What you will do →
Write out all of the entries exactly as given.

[Data entries]
******
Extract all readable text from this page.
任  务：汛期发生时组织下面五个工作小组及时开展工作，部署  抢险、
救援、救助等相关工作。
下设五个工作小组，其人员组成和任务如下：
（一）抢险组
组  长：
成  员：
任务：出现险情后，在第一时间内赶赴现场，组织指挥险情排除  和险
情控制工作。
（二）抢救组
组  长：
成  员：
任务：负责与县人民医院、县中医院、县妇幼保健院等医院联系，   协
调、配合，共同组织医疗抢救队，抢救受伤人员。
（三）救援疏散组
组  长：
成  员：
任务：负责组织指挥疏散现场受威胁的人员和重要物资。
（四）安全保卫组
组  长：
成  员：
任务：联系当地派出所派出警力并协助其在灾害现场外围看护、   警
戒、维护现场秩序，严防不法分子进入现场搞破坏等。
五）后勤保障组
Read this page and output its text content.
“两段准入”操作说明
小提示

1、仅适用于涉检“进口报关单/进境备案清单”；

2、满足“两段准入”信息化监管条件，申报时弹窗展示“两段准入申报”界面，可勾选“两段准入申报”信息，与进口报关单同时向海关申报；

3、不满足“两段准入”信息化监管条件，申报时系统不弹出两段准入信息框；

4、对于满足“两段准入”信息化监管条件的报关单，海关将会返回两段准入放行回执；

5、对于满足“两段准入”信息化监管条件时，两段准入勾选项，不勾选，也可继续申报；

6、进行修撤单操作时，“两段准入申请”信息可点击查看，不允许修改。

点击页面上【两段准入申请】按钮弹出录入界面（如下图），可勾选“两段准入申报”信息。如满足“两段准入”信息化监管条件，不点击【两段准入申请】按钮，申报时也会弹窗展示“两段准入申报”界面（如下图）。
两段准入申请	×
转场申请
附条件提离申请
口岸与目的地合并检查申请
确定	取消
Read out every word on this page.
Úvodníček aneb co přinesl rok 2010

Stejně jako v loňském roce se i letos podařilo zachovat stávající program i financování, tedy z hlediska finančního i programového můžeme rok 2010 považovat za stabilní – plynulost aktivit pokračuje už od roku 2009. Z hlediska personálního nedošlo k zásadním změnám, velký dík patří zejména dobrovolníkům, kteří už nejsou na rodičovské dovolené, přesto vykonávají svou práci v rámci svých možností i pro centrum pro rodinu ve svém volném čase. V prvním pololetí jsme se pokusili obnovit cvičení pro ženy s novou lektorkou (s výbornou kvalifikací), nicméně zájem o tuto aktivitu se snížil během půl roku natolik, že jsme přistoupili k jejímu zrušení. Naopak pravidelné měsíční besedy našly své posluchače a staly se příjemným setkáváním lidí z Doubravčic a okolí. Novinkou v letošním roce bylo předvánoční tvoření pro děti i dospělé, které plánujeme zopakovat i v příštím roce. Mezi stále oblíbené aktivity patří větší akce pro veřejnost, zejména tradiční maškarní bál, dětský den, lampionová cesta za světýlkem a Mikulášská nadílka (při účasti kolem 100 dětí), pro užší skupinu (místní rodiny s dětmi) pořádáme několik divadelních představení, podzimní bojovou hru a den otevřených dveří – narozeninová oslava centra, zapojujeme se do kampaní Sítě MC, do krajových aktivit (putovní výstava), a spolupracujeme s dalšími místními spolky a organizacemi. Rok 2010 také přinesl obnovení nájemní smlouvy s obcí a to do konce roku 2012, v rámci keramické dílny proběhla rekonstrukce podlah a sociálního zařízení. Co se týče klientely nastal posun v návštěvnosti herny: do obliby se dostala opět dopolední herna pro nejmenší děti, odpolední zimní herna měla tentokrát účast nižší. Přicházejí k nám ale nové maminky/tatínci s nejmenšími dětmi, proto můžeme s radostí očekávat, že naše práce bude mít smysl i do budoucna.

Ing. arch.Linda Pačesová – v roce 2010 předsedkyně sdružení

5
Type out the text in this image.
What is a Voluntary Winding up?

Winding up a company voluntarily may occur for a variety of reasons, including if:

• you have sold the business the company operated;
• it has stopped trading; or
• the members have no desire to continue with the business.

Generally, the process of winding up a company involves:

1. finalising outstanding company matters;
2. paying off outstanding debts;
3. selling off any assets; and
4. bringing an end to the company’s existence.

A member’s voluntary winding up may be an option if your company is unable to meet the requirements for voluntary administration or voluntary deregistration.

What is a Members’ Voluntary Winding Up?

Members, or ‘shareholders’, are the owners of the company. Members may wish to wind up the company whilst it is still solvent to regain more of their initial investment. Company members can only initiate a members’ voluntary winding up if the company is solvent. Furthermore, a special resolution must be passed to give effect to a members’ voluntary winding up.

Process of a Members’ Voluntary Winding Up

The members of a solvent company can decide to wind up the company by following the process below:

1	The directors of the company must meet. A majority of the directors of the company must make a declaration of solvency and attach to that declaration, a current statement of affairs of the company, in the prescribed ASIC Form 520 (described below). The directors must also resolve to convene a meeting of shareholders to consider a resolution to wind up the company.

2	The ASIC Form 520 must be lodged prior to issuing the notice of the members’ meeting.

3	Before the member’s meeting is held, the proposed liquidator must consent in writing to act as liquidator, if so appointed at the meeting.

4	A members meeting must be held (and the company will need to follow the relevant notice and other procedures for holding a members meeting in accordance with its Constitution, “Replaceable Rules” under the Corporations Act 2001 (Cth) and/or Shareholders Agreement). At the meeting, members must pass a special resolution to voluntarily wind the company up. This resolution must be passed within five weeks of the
******
Task solution →
Extract all readable text from this page.
任  务：汛期发生时组织下面五个工作小组及时开展工作，部署  抢险、
救援、救助等相关工作。
下设五个工作小组，其人员组成和任务如下：
（一）抢险组
组  长：
成  员：
任务：出现险情后，在第一时间内赶赴现场，组织指挥险情排除  和险
情控制工作。
（二）抢救组
组  长：
成  员：
任务：负责与县人民医院、县中医院、县妇幼保健院等医院联系，   协
调、配合，共同组织医疗抢救队，抢救受伤人员。
（三）救援疏散组
组  长：
成  员：
任务：负责组织指挥疏散现场受威胁的人员和重要物资。
（四）安全保卫组
组  长：
成  员：
任务：联系当地派出所派出警力并协助其在灾害现场外围看护、   警
戒、维护现场秩序，严防不法分子进入现场搞破坏等。
五）后勤保障组
Read this page and output its text content.
“两段准入”操作说明
小提示

1、仅适用于涉检“进口报关单/进境备案清单”；

2、满足“两段准入”信息化监管条件，申报时弹窗展示“两段准入申报”界面，可勾选“两段准入申报”信息，与进口报关单同时向海关申报；

3、不满足“两段准入”信息化监管条件，申报时系统不弹出两段准入信息框；

4、对于满足“两段准入”信息化监管条件的报关单，海关将会返回两段准入放行回执；

5、对于满足“两段准入”信息化监管条件时，两段准入勾选项，不勾选，也可继续申报；

6、进行修撤单操作时，“两段准入申请”信息可点击查看，不允许修改。

点击页面上【两段准入申请】按钮弹出录入界面（如下图），可勾选“两段准入申报”信息。如满足“两段准入”信息化监管条件，不点击【两段准入申请】按钮，申报时也会弹窗展示“两段准入申报”界面（如下图）。
两段准入申请	×
转场申请
附条件提离申请
口岸与目的地合并检查申请
确定	取消
Read out every word on this page.
Úvodníček aneb co přinesl rok 2010

Stejně jako v loňském roce se i letos podařilo zachovat stávající program i financování, tedy z hlediska finančního i programového můžeme rok 2010 považovat za stabilní – plynulost aktivit pokračuje už od roku 2009. Z hlediska personálního nedošlo k zásadním změnám, velký dík patří zejména dobrovolníkům, kteří už nejsou na rodičovské dovolené, přesto vykonávají svou práci v rámci svých možností i pro centrum pro rodinu ve svém volném čase. V prvním pololetí jsme se pokusili obnovit cvičení pro ženy s novou lektorkou (s výbornou kvalifikací), nicméně zájem o tuto aktivitu se snížil během půl roku natolik, že jsme přistoupili k jejímu zrušení. Naopak pravidelné měsíční besedy našly své posluchače a staly se příjemným setkáváním lidí z Doubravčic a okolí. Novinkou v letošním roce bylo předvánoční tvoření pro děti i dospělé, které plánujeme zopakovat i v příštím roce. Mezi stále oblíbené aktivity patří větší akce pro veřejnost, zejména tradiční maškarní bál, dětský den, lampionová cesta za světýlkem a Mikulášská nadílka (při účasti kolem 100 dětí), pro užší skupinu (místní rodiny s dětmi) pořádáme několik divadelních představení, podzimní bojovou hru a den otevřených dveří – narozeninová oslava centra, zapojujeme se do kampaní Sítě MC, do krajových aktivit (putovní výstava), a spolupracujeme s dalšími místními spolky a organizacemi. Rok 2010 také přinesl obnovení nájemní smlouvy s obcí a to do konce roku 2012, v rámci keramické dílny proběhla rekonstrukce podlah a sociálního zařízení. Co se týče klientely nastal posun v návštěvnosti herny: do obliby se dostala opět dopolední herna pro nejmenší děti, odpolední zimní herna měla tentokrát účast nižší. Přicházejí k nám ale nové maminky/tatínci s nejmenšími dětmi, proto můžeme s radostí očekávat, že naše práce bude mít smysl i do budoucna.

Ing. arch.Linda Pačesová – v roce 2010 předsedkyně sdružení

5
Type out the text in this image.
What is a Voluntary Winding up?

Winding up a company voluntarily may occur for a variety of reasons, including if:

• you have sold the business the company operated;
• it has stopped trading; or
• the members have no desire to continue with the business.

Generally, the process of winding up a company involves:

1. finalising outstanding company matters;
2. paying off outstanding debts;
3. selling off any assets; and
4. bringing an end to the company’s existence.

A member’s voluntary winding up may be an option if your company is unable to meet the requirements for voluntary administration or voluntary deregistration.

What is a Members’ Voluntary Winding Up?

Members, or ‘shareholders’, are the owners of the company. Members may wish to wind up the company whilst it is still solvent to regain more of their initial investment. Company members can only initiate a members’ voluntary winding up if the company is solvent. Furthermore, a special resolution must be passed to give effect to a members’ voluntary winding up.

Process of a Members’ Voluntary Winding Up

The members of a solvent company can decide to wind up the company by following the process below:

1	The directors of the company must meet. A majority of the directors of the company must make a declaration of solvency and attach to that declaration, a current statement of affairs of the company, in the prescribed ASIC Form 520 (described below). The directors must also resolve to convene a meeting of shareholders to consider a resolution to wind up the company.

2	The ASIC Form 520 must be lodged prior to issuing the notice of the members’ meeting.

3	Before the member’s meeting is held, the proposed liquidator must consent in writing to act as liquidator, if so appointed at the meeting.

4	A members meeting must be held (and the company will need to follow the relevant notice and other procedures for holding a members meeting in accordance with its Constitution, “Replaceable Rules” under the Corporations Act 2001 (Cth) and/or Shareholders Agreement). At the meeting, members must pass a special resolution to voluntarily wind the company up. This resolution must be passed within five weeks of the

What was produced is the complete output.